### 検討用本文

この構成によれば、図11に示すように、容器本体2の膨出部28がカバーキャップ101の収容凹部46内に収容された規制状態では、第1係合片110(第1係合部110a)がネックリング27に容器軸O方向に沿う上方から係合され、第2係合片111(第2係合片111a)はネックリング27に対して上方に離間している。
その後、揮散容器1の開封時において、容器本体2とカバーキャップ101とを周方向に相対的に回転させ、容器本体2の膨出部28がカバーキャップ101における収容凹部46の内周縁上を周方向に沿って摺接することで、容器本体2とカバーキャップ101とが容器軸O方向で離間する。これにより、容器本体2は、膨出部28がカバーキャップ101の開口端縁上に当接したまま、カバーキャップ101の収容凹部46から離脱した規制解除状態となる。このとき、ネックリング27が第1係合部110aを容器軸O方向で乗る越えることで、第1係合部111aとネックリング27との係合が解除されるものの、第2係合片111(第2係合部111a)がネックリング27に容器軸O方向に沿う上方から係合されることになる。そのため、容器本体2とカバーキャップ101との係合が継続された状態で、容器本体2とカバーキャップ101とを回転させることができる。その後、上述した実施形態と同様の方法により、開封操作が行われる。
このように、容器軸O方向に沿う長さが異なる係合片110,111を配設することで、規制状態及び規制解除状態の双方の状態において、各係合片110,111のうち、何れか一方の係合片110,111がネックリング27に係合されることになる。そのため、開封操作時において、容器本体2とカバーキャップ101とが容器軸O方向に相対移動したとしても、容器本体2とカバーキャップ101との係合を常に維持することができる。これにより、容器本体2とカバーキャップ101との周方向への相対回転を許容した上で、容器本体2がカバーキャップ101に対してがたついたり、容器本体2がカバーキャップ101から外れたりするのを抑制できる。
しかも、複数の各係合片110,111が周方向に交互に配設されているため、各係合片110,111によって口部3が径方向の外側から取り囲まれることになる。これによっても、カバーキャップ101に対する容器本体2のがたつきを抑制できる。
また、各係合片110,111が等間隔に配設されているため、規制状態から規制解除状態へ容器本体2が移動する際に、ネックリング27との係合がより維持し易くなる。
また、各係合片110,111同士の間に切欠き部112が形成されているため、ネックリング27が各係合部110a,111aを乗り越える際(例えば、規制状態と規制解除状態との切り替わり時)に、各係合片110,111が径方向に弾性変形することになる。これにより、容器本体2とカバーキャップ101とを無理なく操作できるので、優れた操作性を具備させることができる。
なお、上述した図9〜図12に示す構成では、各係合片110,111間に切欠き部112を形成し、各係合片110,111を周方向で分断させる構成について説明したが、これに限らず、各係合片110,111同士を周方向に連設させた筒状に形成しても構わない。
また、図9〜図12に示す構成では、各係合片110,111自体の容器軸O方向に沿う長さを異ならせる構成について説明したが、これに限らず、各係合部110a,111aの容器軸O方向に沿う位置が異なっていれば構わない。

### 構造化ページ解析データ

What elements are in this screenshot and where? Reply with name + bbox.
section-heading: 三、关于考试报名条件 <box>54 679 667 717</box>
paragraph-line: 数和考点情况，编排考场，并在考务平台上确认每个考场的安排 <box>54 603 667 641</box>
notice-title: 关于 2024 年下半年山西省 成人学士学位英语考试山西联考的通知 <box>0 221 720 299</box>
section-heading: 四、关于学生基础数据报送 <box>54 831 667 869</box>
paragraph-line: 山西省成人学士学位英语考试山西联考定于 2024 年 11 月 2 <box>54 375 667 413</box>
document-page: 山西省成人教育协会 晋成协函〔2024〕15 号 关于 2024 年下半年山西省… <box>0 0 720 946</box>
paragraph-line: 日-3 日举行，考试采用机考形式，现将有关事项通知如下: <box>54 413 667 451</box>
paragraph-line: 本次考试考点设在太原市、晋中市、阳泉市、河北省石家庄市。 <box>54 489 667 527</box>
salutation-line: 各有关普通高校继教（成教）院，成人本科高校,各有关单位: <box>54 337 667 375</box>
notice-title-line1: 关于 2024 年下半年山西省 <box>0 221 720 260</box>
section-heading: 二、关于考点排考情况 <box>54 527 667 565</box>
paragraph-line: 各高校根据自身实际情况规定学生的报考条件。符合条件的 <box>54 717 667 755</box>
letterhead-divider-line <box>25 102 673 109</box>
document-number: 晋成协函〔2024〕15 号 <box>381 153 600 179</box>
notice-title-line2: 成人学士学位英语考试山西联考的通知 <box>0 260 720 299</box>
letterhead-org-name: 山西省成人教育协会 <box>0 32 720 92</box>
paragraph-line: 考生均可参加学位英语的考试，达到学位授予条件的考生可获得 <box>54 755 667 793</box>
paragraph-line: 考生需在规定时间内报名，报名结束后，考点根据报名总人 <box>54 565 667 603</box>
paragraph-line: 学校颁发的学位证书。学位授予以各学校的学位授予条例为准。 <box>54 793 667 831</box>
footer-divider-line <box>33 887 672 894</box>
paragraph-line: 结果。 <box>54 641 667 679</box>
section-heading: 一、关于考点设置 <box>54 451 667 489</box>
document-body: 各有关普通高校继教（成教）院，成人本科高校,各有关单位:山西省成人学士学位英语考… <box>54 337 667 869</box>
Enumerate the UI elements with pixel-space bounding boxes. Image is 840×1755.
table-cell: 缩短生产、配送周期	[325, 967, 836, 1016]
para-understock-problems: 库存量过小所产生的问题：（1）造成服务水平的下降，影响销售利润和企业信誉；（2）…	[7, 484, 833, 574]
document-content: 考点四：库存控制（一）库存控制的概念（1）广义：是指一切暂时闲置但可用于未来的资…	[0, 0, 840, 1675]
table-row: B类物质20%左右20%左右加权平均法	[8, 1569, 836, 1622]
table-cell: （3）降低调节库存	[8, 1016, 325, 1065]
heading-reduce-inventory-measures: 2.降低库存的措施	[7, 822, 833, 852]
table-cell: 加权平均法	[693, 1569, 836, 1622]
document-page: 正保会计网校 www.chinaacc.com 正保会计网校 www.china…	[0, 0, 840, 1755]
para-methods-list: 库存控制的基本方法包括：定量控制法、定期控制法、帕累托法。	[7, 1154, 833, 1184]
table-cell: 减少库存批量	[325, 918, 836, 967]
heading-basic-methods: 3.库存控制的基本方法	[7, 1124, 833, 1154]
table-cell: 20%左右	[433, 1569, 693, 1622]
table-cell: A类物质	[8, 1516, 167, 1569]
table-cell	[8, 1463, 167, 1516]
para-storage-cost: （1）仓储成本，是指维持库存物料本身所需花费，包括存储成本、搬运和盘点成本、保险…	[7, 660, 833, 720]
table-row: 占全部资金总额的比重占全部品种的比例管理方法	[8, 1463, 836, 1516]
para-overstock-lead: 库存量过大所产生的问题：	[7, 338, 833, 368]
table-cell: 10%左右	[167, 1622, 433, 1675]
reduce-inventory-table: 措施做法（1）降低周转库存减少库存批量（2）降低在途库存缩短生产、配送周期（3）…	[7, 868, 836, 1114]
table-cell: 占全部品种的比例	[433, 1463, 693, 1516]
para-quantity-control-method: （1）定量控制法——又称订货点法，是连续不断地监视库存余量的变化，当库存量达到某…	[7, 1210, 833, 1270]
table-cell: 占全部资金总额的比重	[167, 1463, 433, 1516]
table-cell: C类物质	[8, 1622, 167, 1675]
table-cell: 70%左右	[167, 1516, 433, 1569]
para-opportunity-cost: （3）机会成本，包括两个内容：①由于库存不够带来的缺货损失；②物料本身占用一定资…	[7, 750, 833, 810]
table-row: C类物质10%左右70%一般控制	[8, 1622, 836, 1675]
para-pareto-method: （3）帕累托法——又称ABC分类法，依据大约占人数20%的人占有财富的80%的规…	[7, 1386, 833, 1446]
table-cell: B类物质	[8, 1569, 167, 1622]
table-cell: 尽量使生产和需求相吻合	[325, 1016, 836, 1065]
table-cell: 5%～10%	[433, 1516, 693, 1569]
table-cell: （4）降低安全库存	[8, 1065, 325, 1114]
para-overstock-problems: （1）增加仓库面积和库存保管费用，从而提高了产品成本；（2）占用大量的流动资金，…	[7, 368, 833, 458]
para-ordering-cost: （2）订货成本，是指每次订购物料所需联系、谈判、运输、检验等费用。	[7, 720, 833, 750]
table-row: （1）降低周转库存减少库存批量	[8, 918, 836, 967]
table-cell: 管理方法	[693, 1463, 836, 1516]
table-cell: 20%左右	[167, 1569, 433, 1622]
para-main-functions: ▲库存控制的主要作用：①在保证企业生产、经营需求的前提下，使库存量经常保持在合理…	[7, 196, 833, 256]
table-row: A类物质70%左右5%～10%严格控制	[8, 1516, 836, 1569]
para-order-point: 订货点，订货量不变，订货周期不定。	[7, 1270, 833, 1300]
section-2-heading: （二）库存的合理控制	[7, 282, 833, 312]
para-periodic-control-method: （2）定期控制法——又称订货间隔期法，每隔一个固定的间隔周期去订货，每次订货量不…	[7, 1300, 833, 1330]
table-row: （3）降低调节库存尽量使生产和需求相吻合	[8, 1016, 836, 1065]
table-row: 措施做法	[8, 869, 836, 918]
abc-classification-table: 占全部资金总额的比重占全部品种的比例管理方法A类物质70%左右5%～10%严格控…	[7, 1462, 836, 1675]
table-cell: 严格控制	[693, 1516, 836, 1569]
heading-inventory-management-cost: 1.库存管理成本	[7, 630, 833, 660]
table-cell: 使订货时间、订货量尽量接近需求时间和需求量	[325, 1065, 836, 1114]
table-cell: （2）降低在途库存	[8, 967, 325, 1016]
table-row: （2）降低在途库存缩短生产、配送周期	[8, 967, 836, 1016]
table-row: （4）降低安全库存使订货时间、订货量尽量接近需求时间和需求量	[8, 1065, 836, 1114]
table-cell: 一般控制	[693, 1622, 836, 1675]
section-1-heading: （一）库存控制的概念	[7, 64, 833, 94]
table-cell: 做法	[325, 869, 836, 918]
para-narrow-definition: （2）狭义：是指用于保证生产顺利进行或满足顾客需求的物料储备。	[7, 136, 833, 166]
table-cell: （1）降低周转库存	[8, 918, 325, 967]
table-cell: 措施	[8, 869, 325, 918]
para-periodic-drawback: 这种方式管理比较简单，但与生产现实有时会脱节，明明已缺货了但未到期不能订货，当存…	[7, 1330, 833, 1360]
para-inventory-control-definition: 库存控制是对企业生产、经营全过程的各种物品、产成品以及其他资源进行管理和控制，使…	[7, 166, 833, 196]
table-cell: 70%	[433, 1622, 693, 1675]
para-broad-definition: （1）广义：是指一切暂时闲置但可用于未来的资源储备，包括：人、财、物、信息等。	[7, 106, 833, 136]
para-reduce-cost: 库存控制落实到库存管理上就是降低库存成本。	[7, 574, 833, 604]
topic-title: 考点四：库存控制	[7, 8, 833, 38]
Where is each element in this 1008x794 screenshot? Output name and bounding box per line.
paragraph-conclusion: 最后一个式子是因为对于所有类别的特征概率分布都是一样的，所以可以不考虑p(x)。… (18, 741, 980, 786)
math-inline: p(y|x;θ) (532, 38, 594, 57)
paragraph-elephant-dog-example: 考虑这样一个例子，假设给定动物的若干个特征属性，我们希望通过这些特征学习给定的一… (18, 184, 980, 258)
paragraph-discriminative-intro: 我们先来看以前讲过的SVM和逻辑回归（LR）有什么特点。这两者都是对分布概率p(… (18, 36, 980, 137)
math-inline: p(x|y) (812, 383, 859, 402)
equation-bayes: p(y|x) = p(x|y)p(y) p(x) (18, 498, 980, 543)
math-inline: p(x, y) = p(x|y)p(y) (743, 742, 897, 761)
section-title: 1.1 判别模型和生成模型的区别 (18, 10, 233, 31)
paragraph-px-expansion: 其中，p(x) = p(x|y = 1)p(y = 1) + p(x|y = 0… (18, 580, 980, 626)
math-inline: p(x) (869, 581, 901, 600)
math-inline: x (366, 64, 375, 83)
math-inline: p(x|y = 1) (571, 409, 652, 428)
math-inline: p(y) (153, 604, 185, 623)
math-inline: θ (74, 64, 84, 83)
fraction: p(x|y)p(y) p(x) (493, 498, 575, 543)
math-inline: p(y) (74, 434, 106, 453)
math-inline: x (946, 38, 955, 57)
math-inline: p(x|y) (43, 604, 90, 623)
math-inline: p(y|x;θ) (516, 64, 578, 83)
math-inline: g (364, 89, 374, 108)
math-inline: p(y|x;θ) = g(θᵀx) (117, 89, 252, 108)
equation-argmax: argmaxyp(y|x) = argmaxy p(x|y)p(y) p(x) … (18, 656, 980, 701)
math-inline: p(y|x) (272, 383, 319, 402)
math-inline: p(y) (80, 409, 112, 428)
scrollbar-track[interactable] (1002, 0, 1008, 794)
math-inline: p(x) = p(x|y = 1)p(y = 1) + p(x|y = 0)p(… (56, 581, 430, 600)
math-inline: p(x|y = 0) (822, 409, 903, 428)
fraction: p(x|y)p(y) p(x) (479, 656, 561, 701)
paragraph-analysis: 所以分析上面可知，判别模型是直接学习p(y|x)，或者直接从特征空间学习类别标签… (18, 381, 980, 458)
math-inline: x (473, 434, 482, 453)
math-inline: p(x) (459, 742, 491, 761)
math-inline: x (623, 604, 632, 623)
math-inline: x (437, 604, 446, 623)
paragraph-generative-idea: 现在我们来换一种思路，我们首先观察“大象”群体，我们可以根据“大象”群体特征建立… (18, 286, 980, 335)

### 設問
揮散容器の構造を述べた本文から、「しかも、複数の各係合片110」を含む語句で始まり「性を具備させることができる。」で終わる部分を、一字も変えずに書き写してください。

### 本問の解答
しかも、複数の各係合片110,111が周方向に交互に配設されているため、各係合片110,111によって口部3が径方向の外側から取り囲まれることになる。これによっても、カバーキャップ101に対する容器本体2のがたつきを抑制できる。
また、各係合片110,111が等間隔に配設されているため、規制状態から規制解除状態へ容器本体2が移動する際に、ネックリング27との係合がより維持し易くなる。
また、各係合片110,111同士の間に切欠き部112が形成されているため、ネックリング27が各係合部110a,111aを乗り越える際(例えば、規制状態と規制解除状態との切り替わり時)に、各係合片110,111が径方向に弾性変形することになる。これにより、容器本体2とカバーキャップ101とを無理なく操作できるので、優れた操作性を具備させることができる。